*WHAT YOU SHOULD DO*:
For the entries below, how many lines include the word "Raumtemperatur"? Give the figure and nothing more.

*** PROVIDED RECORDS ***

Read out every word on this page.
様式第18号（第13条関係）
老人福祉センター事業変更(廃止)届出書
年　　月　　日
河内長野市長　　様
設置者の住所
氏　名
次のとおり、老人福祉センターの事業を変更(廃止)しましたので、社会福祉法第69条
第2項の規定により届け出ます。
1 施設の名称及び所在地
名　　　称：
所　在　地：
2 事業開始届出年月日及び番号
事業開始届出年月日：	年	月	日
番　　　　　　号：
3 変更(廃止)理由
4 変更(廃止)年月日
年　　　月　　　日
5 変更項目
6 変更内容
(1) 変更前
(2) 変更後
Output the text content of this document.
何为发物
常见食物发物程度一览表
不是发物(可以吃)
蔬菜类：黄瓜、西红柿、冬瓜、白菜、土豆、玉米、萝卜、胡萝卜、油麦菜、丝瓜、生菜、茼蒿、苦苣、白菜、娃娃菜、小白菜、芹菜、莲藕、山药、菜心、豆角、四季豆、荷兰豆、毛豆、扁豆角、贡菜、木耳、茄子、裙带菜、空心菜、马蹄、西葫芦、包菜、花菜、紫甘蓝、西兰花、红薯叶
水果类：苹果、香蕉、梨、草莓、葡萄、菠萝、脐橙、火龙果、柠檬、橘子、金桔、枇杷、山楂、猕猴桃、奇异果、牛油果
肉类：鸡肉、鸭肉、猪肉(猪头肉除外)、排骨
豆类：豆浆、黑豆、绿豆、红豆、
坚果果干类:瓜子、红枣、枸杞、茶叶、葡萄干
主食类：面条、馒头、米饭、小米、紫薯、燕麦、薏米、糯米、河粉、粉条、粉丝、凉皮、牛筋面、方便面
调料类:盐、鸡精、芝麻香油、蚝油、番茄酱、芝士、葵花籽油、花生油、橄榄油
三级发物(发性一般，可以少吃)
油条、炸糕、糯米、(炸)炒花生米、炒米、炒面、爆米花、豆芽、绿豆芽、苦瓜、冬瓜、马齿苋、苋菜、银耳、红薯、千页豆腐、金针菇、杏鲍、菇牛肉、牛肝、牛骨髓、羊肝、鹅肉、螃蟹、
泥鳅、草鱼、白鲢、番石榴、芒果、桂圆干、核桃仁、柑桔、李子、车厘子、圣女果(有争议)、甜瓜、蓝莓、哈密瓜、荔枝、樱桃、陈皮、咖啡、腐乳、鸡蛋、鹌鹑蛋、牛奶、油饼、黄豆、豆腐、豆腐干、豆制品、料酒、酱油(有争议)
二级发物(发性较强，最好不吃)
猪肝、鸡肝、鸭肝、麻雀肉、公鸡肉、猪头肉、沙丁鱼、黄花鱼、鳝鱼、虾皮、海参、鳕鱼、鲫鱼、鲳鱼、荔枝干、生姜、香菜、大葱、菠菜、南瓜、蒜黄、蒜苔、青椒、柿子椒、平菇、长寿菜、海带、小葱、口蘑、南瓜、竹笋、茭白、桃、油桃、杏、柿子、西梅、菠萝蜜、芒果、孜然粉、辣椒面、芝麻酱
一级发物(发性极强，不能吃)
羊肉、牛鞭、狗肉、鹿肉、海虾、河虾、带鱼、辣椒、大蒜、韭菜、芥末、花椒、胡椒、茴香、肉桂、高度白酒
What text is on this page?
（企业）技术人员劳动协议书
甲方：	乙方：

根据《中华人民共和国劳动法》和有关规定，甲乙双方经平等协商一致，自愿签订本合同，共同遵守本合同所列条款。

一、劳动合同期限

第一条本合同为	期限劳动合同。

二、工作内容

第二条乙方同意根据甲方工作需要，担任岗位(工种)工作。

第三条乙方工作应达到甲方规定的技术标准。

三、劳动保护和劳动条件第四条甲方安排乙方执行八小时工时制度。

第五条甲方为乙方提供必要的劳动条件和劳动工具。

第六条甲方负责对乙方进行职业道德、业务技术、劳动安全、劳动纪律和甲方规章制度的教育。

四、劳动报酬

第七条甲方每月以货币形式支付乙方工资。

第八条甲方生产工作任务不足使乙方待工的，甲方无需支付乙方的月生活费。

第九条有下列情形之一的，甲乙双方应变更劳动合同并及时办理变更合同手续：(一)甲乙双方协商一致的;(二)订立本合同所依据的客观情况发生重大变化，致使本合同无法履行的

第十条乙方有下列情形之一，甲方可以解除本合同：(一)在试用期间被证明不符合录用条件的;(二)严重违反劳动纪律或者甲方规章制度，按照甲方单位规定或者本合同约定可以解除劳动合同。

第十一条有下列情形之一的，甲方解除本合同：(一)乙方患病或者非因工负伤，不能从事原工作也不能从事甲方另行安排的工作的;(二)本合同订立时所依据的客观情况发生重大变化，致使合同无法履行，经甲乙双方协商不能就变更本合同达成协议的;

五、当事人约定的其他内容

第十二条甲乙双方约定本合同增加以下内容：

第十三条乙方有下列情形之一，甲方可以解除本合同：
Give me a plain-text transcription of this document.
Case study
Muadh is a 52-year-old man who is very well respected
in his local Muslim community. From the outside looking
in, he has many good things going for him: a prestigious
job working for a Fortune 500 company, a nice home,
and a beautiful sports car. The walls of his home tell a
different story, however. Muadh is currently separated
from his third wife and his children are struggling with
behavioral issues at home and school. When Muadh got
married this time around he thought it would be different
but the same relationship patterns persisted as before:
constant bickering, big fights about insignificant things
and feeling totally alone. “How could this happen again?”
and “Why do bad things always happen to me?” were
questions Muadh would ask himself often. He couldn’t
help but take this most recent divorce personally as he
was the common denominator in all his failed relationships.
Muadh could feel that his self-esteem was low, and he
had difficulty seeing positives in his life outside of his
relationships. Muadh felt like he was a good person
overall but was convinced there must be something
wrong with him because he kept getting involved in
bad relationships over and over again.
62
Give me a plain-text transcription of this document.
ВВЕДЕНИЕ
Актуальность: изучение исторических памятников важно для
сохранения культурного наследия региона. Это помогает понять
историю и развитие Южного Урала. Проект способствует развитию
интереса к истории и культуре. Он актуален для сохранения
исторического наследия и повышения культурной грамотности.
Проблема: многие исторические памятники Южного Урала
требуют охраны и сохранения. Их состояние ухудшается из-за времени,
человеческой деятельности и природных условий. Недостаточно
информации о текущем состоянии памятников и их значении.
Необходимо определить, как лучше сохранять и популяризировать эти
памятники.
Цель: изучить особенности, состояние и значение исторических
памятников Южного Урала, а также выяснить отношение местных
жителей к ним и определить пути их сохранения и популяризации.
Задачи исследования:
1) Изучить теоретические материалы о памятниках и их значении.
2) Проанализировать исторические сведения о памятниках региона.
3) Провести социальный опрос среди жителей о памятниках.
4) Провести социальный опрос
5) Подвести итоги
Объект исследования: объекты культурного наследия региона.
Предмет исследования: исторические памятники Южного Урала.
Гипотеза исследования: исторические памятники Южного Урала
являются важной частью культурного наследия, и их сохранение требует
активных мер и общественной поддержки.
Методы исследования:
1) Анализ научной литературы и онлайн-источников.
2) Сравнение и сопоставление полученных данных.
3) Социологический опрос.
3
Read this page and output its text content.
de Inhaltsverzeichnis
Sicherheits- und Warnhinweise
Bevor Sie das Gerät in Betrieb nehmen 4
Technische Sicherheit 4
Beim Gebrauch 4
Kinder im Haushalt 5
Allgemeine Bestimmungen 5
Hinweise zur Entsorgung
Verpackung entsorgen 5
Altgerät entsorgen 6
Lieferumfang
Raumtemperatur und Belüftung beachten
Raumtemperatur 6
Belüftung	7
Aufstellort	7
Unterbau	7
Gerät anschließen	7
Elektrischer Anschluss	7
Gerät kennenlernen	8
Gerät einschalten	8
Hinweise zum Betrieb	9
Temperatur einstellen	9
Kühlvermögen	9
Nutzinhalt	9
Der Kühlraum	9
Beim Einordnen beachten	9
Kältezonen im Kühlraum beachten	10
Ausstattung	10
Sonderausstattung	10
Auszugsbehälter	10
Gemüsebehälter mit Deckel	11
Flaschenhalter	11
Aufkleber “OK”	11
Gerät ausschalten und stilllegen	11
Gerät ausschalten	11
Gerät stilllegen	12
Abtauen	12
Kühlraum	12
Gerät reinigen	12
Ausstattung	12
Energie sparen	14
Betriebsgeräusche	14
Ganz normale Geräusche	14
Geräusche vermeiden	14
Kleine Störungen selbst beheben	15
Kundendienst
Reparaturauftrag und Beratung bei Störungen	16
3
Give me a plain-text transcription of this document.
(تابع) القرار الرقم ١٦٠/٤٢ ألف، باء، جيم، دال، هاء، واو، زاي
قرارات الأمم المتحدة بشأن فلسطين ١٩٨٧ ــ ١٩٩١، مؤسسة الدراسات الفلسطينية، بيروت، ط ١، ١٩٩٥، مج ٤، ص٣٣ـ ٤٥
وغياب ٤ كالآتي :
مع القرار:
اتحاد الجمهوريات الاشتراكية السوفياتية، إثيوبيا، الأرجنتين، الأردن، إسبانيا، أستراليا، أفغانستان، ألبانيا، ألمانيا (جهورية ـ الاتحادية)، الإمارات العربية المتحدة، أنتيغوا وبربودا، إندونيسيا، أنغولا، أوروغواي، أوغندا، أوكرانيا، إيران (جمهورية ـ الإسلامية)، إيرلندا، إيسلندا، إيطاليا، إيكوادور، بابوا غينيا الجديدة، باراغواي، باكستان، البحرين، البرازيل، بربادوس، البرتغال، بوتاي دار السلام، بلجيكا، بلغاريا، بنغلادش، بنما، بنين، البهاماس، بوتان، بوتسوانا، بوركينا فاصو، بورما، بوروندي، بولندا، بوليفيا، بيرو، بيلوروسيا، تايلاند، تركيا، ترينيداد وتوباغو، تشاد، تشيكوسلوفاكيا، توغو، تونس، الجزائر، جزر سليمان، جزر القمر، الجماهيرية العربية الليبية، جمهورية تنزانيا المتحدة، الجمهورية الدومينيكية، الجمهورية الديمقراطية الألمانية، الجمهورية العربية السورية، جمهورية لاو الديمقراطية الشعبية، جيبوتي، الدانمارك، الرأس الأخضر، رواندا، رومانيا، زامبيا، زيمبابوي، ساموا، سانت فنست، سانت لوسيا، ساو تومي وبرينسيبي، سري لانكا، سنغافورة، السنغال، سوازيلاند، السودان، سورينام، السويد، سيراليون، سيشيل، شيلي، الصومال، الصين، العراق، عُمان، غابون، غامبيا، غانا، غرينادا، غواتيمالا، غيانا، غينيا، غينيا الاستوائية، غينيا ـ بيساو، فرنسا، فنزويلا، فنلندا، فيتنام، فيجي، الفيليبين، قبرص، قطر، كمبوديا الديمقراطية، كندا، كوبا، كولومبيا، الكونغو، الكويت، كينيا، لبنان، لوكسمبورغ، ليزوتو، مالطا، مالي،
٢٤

***

*TASK ANSWER*:
2